*Required action*:
Please extract from the piece on design shortcuts the passage starting with "As for the image" and going on through "that’s just cheap.", copying it word for word.

*Exercise passage*:

****

Shortcuts Make for Cheap Images

Is design on the ropes?

I see it every single day: images posted on the web, on TV, in magazines. It seems everywhere you look that the message being reported or being shown or editorialized is the most important thing. And that’s fine, but it’s almost always being accompanied by an image where the designer(s) took shortcuts to make it.

It makes for throwaway designs. After all, in these cases they’re used just once. Who cares if they appear cheap? I do.

We live in product-transient society anymore. Things we use are disposable. Everything about American contemporary living reflects this “paper plate” mentality: disposable plastic bags and cartons, paper cups and plates, frozen meals, paper napkins and facial tissues, etc. just to name the “consumables”. Then we have items that are cheaper to buy new (or otherwise replace) than to repair, like a toaster or a cell phone or or even a car. We don’t think about this anymore, don’t seriously consider what we might toss in the trash. Is this “thing” recyclable?

Well it certainly appears that certain design is considered disposable. The above visuals are evidence of that thinking. And this kind of design thinking is very omnipresent. Some of it is the result of time expediency. But a lot of it is not.

The image at left is from a report I saw recently on television about an employee at Charlotte Douglas International Airport who takes it upon herself to be a vocal beacon of hospitality, her almost sing-song welcoming making the news. The video was recorded by a visitor to the airport and apparently submitted to the news station in Charlotte, then forwarded to CNN by the affiliate.

Notice the clear image in the center flanked by a fuzzy image on either side. You see this all the time nowadays. The cell phone recorded video’s perimeter is obviously limited by the confines of the cell phone’s screen, so in order to make the video presentable on TV, the graphic designer at the TV station fleshes out the 16:9 proportion by adding a section of the video behind the main image, enlarging it and then blurring it.

I’d seen this kind of design a long time ago in a book about web design. I don’t know who first decided this was a way to do what they felt was good design in that book, or what mindset they drew on, or what design school might’ve taught design that way. But it smacks of not having enough of one of two things: image resources or time.

In the web design book I had, time was obviously not a factor. Therefore not having enough image resources is no excuse. There are tons of stock photography available. In the above usage for TV, I can see that time was definitely a factor, but I also think there could’ve been a way to crop the video to make it look more presentable. Why not crop it in a bordered horizontal frame and place it in the center of the screen?

But TV stations and even CNN don’t even think about it. They do what we see above every time, like it’s a programmed format they use for any video that’s phoned in. Maybe the person shooting that video could’ve shot it with his/her phone held horizontally. I’m just tired of seeing this cheap way of fleshing out the screen. It isn’t necessary. It doesn’t make the video appear larger that it is.

As for the image at right, this is just garbage. It’s from an article in a magazine, showing a person drinking a beverage. This has become my newest rant in design: doing “designed” illustration the cheapest way possible, using simple geometric shapes, including a letterform (yes, that’s a cap J used as an arm on the eyeglasses), all as shortcuts to expedite an image’s production value. And this, people, is the extent of contemporary illustration. Wow.

Makes you wonder, as a designer. Does anyone care about design anymore? Is function everything now?

I believe the use of expedients should not be a practice. Expedients are one thing if they’re needed in an extreme time crunch. They are another if time is not a factor, and that’s just cheap.

****

*Records provided*:
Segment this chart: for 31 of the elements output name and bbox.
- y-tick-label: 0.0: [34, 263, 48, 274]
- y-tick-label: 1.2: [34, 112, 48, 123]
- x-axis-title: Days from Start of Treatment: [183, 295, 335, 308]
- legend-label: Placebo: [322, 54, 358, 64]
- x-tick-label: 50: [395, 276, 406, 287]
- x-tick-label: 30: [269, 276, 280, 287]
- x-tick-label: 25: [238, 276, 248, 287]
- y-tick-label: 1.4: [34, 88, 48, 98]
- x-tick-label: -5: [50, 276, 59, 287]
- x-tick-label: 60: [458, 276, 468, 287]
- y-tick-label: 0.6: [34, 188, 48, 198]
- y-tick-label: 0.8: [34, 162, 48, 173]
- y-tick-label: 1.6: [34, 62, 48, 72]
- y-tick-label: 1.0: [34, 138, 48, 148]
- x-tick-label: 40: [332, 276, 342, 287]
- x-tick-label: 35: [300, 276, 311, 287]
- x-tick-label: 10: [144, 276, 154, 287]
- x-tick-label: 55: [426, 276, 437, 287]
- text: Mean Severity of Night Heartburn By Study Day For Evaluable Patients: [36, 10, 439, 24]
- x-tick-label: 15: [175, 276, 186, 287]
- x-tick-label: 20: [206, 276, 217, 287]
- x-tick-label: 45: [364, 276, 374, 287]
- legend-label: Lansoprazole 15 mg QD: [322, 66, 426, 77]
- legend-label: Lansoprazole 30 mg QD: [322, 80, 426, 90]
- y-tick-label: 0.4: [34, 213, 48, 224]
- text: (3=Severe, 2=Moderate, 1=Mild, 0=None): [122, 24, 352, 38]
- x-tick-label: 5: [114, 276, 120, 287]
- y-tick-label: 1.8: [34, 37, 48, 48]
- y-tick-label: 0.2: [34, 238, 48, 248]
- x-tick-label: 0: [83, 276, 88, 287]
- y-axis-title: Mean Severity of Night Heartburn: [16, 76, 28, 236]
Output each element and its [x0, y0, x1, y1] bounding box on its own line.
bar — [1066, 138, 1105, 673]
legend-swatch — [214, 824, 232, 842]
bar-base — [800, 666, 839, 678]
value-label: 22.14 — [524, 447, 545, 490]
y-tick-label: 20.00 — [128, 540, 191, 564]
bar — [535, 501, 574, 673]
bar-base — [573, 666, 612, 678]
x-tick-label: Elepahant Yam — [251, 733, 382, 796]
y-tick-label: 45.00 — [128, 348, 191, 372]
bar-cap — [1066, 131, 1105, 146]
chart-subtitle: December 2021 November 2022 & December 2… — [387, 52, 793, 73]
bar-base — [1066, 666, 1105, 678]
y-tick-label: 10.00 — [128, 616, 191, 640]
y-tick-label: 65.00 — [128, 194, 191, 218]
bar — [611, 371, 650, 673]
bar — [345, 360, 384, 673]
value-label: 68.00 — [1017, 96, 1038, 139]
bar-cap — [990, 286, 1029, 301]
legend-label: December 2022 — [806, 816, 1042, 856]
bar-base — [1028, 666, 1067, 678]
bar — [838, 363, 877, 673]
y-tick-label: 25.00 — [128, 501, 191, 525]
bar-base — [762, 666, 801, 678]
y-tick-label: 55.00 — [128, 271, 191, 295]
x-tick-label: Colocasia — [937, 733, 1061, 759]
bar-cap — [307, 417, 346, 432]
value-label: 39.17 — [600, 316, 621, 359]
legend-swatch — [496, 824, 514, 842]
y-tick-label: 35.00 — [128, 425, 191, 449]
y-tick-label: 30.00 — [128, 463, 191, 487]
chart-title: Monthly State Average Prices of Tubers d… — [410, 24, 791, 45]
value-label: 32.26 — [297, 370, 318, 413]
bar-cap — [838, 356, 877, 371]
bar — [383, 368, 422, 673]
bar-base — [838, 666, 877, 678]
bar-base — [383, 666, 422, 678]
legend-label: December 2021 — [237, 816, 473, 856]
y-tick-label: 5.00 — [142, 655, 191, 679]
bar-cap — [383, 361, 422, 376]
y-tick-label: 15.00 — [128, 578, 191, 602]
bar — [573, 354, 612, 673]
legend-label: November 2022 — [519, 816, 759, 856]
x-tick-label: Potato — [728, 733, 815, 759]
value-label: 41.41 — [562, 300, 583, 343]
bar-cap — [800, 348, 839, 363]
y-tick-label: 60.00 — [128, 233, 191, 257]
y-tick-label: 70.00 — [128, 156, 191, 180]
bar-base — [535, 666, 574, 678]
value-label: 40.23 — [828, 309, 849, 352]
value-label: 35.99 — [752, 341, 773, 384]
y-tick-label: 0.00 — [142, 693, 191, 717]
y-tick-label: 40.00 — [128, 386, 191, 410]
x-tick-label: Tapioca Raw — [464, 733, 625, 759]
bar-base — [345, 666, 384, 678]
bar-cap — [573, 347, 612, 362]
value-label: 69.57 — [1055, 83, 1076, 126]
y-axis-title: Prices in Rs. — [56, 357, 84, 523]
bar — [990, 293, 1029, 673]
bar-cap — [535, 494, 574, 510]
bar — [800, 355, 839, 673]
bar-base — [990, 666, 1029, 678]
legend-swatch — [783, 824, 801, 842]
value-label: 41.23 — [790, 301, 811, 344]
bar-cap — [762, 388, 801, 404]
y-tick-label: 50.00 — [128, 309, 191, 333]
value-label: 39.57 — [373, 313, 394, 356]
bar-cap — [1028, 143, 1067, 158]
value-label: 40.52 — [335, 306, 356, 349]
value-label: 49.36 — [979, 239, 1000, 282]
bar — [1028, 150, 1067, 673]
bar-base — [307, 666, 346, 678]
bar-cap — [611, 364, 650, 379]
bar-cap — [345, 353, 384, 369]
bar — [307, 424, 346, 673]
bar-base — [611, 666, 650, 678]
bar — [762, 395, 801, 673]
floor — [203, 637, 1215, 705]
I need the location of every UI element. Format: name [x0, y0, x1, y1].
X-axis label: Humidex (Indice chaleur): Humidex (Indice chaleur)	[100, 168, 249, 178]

****

*Expected answer*:
As for the image at right, this is just garbage. It’s from an article in a magazine, showing a person drinking a beverage. This has become my newest rant in design: doing “designed” illustration the cheapest way possible, using simple geometric shapes, including a letterform (yes, that’s a cap J used as an arm on the eyeglasses), all as shortcuts to expedite an image’s production value. And this, people, is the extent of contemporary illustration. Wow.

Makes you wonder, as a designer. Does anyone care about design anymore? Is function everything now?

I believe the use of expedients should not be a practice. Expedients are one thing if they’re needed in an extreme time crunch. They are another if time is not a factor, and that’s just cheap.